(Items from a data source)
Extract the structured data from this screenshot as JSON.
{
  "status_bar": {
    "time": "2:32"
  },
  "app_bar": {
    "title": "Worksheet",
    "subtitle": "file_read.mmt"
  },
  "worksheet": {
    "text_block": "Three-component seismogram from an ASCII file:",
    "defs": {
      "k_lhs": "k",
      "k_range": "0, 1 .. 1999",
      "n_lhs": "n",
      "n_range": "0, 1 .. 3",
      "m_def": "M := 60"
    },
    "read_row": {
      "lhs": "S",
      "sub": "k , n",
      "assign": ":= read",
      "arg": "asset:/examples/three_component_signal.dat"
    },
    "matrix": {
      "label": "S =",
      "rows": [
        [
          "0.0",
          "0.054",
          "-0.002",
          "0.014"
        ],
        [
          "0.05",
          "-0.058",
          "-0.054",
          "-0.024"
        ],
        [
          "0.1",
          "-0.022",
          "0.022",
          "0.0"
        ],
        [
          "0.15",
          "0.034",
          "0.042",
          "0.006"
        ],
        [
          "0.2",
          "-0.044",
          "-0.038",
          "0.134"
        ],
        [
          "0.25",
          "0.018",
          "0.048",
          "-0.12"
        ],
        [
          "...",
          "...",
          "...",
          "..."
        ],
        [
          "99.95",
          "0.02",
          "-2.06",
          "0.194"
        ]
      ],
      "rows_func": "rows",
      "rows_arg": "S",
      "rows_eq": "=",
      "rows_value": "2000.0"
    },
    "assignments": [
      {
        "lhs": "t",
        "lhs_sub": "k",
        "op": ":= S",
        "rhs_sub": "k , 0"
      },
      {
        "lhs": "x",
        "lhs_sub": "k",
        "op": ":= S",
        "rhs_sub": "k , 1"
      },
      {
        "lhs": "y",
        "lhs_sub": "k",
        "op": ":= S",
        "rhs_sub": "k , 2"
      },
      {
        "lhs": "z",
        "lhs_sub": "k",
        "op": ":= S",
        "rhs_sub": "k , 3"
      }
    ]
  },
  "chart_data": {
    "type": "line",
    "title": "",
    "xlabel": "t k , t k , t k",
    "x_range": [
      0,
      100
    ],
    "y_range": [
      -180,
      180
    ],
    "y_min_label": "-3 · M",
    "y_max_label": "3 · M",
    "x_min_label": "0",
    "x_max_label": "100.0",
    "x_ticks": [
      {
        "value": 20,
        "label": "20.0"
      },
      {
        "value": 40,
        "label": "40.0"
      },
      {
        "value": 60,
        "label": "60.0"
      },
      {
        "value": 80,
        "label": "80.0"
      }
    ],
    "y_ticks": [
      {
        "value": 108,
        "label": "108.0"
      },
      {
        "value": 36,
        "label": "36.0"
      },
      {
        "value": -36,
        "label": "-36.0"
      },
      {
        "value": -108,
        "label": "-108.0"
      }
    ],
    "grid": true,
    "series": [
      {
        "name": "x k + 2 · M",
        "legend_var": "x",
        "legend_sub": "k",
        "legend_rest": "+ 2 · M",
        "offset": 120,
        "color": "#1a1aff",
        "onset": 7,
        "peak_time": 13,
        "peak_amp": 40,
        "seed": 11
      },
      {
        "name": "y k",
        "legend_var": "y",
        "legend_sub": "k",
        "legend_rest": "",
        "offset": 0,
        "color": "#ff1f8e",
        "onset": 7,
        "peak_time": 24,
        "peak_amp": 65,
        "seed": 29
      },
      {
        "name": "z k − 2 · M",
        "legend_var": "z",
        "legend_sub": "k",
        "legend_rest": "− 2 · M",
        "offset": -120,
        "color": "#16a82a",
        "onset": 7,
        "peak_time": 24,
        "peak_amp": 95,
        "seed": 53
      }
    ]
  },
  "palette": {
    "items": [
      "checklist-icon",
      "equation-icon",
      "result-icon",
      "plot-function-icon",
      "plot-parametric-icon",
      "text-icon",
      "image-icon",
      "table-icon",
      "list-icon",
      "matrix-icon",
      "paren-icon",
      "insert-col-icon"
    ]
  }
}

PROBLEM DESCRIPTION:
Using the entries above, please restate each one word for word.

REPLY:
Extract the structured data from this screenshot as JSON.
{
  "status_bar": {
    "time": "2:32"
  },
  "app_bar": {
    "title": "Worksheet",
    "subtitle": "file_read.mmt"
  },
  "worksheet": {
    "text_block": "Three-component seismogram from an ASCII file:",
    "defs": {
      "k_lhs": "k",
      "k_range": "0, 1 .. 1999",
      "n_lhs": "n",
      "n_range": "0, 1 .. 3",
      "m_def": "M := 60"
    },
    "read_row": {
      "lhs": "S",
      "sub": "k , n",
      "assign": ":= read",
      "arg": "asset:/examples/three_component_signal.dat"
    },
    "matrix": {
      "label": "S =",
      "rows": [
        [
          "0.0",
          "0.054",
          "-0.002",
          "0.014"
        ],
        [
          "0.05",
          "-0.058",
          "-0.054",
          "-0.024"
        ],
        [
          "0.1",
          "-0.022",
          "0.022",
          "0.0"
        ],
        [
          "0.15",
          "0.034",
          "0.042",
          "0.006"
        ],
        [
          "0.2",
          "-0.044",
          "-0.038",
          "0.134"
        ],
        [
          "0.25",
          "0.018",
          "0.048",
          "-0.12"
        ],
        [
          "...",
          "...",
          "...",
          "..."
        ],
        [
          "99.95",
          "0.02",
          "-2.06",
          "0.194"
        ]
      ],
      "rows_func": "rows",
      "rows_arg": "S",
      "rows_eq": "=",
      "rows_value": "2000.0"
    },
    "assignments": [
      {
        "lhs": "t",
        "lhs_sub": "k",
        "op": ":= S",
        "rhs_sub": "k , 0"
      },
      {
        "lhs": "x",
        "lhs_sub": "k",
        "op": ":= S",
        "rhs_sub": "k , 1"
      },
      {
        "lhs": "y",
        "lhs_sub": "k",
        "op": ":= S",
        "rhs_sub": "k , 2"
      },
      {
        "lhs": "z",
        "lhs_sub": "k",
        "op": ":= S",
        "rhs_sub": "k , 3"
      }
    ]
  },
  "chart_data": {
    "type": "line",
    "title": "",
    "xlabel": "t k , t k , t k",
    "x_range": [
      0,
      100
    ],
    "y_range": [
      -180,
      180
    ],
    "y_min_label": "-3 · M",
    "y_max_label": "3 · M",
    "x_min_label": "0",
    "x_max_label": "100.0",
    "x_ticks": [
      {
        "value": 20,
        "label": "20.0"
      },
      {
        "value": 40,
        "label": "40.0"
      },
      {
        "value": 60,
        "label": "60.0"
      },
      {
        "value": 80,
        "label": "80.0"
      }
    ],
    "y_ticks": [
      {
        "value": 108,
        "label": "108.0"
      },
      {
        "value": 36,
        "label": "36.0"
      },
      {
        "value": -36,
        "label": "-36.0"
      },
      {
        "value": -108,
        "label": "-108.0"
      }
    ],
    "grid": true,
    "series": [
      {
        "name": "x k + 2 · M",
        "legend_var": "x",
        "legend_sub": "k",
        "legend_rest": "+ 2 · M",
        "offset": 120,
        "color": "#1a1aff",
        "onset": 7,
        "peak_time": 13,
        "peak_amp": 40,
        "seed": 11
      },
      {
        "name": "y k",
        "legend_var": "y",
        "legend_sub": "k",
        "legend_rest": "",
        "offset": 0,
        "color": "#ff1f8e",
        "onset": 7,
        "peak_time": 24,
        "peak_amp": 65,
        "seed": 29
      },
      {
        "name": "z k − 2 · M",
        "legend_var": "z",
        "legend_sub": "k",
        "legend_rest": "− 2 · M",
        "offset": -120,
        "color": "#16a82a",
        "onset": 7,
        "peak_time": 24,
        "peak_amp": 95,
        "seed": 53
      }
    ]
  },
  "palette": {
    "items": [
      "checklist-icon",
      "equation-icon",
      "result-icon",
      "plot-function-icon",
      "plot-parametric-icon",
      "text-icon",
      "image-icon",
      "table-icon",
      "list-icon",
      "matrix-icon",
      "paren-icon",
      "insert-col-icon"
    ]
  }
}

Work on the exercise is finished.